*** TEXT PROVIDED Section Begins ***
Question

Pls answer! I don’t know math @ all

Answer 1

The probability that the outcome is a sum that is a multiple of 6 or a sum that is a multiple of 4 is $\frac{5}{12}$.

Solution:

Total number of outcomes N(S) = 36

Let A be the sum that is a multiple of 6 and

B be the sum that is a multiple of 4.

Sum that is a multiple of 6 = (1, 5), (2, 4), (3, 3), (4, 2), (5, 1), (6, 6)

N(A) = 6

Sum that is a multiple of 4 = (1, 3), (2, 2), (2, 6), (3, 1), (3, 5),

                                              (4, 4), (5, 3), (6, 2), (6, 6)
*** TEXT PROVIDED Section Ends ***
*** INFORMATION GIVEN Section Begins ***
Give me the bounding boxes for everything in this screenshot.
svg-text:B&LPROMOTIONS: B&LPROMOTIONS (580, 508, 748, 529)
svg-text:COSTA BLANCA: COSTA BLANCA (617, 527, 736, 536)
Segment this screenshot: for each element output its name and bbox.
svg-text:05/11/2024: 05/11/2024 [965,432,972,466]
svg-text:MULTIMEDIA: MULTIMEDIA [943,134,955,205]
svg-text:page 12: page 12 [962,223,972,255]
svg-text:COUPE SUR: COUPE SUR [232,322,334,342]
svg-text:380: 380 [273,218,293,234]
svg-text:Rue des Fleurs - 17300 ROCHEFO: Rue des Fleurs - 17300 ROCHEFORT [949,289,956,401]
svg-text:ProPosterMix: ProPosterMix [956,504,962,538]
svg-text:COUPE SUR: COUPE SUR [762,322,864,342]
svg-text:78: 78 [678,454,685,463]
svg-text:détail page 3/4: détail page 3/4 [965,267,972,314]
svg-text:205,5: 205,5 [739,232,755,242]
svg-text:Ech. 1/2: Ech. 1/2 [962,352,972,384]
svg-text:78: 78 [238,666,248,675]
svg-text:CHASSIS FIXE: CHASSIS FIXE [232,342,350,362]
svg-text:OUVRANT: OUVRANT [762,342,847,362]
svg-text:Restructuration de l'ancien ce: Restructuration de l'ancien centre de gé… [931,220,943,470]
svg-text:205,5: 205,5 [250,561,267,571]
*** INFORMATION GIVEN Section Ends ***
§ EXERCISE 1
According to the dice probability solution, what is the total number of outcomes N(S)?
§ EXERCISE 2
Continue the dice probability solution from the point where it stops.
The data is not needed here.

§ REPLY 1
36

§ REPLY 2
N(B) = 9

$P(A)=\frac{N(A)}{N(S)}$

$P(A)=\frac{6}{36}=\frac{1}{6}$

$P(B)=\frac{N(B)}{N(S)}$

$P(B)=\frac{9}{36}=\frac{1}{4}$

Probability that the outcome is a sum that is a multiple of 6 or a sum that is a multiple of 4:

$P(A \cup B)=P(A)+P(B)$

$P(A \cup B)=\frac{1}{6} +\frac{1}{4}$

               $=\frac{2+3}{12}$ (Make the denominator same)

               $=\frac{5}{12}$

Hence the probability that the outcome is a sum that is a multiple of 6 or a sum that is a multiple of 4 is $\frac{5}{12}$.